Submitted by jjoiner@keuka.edu on Sat, 2017-06-24 17:53
Located next to the train depot, this is the oil company's storage tank facility where Eck Snopes becomes the night watchman (37). The facility explodes with a "tremendous explosion, the loudest sound at one time that Jefferson ever heard, so loud that we all knew it couldn't be anything else but that German bomb come at last" (114). All that is recovered of Eck Snopes is the neck brace that is found "hanging in the telegraph wires about two hundred yards from where the tank had been" (116).
Submitted by jjoiner@keuka.edu on Sat, 2017-06-24 17:30
Turning trees into lumber is one of the staples of the Yoknapatawpha economy, so there are a number of saw mills in the various texts. This struggling sawmill ("a saw mill where even the owner must be a financial genius to avoid bankruptcy," 33), must be in the Frenchman's Bend vicinity because it is owned by Will Varner.
Submitted by jjoiner@keuka.edu on Sat, 2017-06-24 16:12
Founded in 1819, Memphis, Tennessee, is the closest big city to Yoknapatawpha County, and it plays a role in many of Faulkner's novels and stories. Mrs. Rouncewell goes there to buy more flowers, I.O. Snopes buys his mules there, and Flem Snopes goes there to buy furniture. But Memphis is most frequently associated with the kinds of misbehavior that are unavailable in Yoknapatawpha.

────────────────────

Task goal: According to the Yoknapatawpha place entries, who owns the struggling sawmill? Rely only on the Yoknapatawpha place entries.

Dataset entries:
────────────────────

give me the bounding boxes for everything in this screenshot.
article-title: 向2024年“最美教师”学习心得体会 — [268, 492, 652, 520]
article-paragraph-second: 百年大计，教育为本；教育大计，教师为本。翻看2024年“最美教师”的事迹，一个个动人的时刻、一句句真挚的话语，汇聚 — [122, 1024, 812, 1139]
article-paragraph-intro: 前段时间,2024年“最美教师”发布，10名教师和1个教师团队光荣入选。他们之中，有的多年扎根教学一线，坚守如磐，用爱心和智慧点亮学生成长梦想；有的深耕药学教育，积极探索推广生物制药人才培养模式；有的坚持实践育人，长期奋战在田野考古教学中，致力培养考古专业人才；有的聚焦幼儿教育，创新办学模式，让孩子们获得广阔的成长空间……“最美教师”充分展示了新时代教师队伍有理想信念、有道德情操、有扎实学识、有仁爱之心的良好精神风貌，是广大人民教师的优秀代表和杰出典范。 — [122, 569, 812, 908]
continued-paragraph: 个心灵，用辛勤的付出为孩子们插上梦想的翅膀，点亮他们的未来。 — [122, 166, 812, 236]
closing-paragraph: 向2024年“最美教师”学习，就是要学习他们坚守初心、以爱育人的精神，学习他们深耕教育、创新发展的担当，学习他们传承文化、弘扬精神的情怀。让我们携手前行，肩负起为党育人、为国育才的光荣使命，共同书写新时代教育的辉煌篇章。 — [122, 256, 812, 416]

────────────────────

Solved problem: Will Varner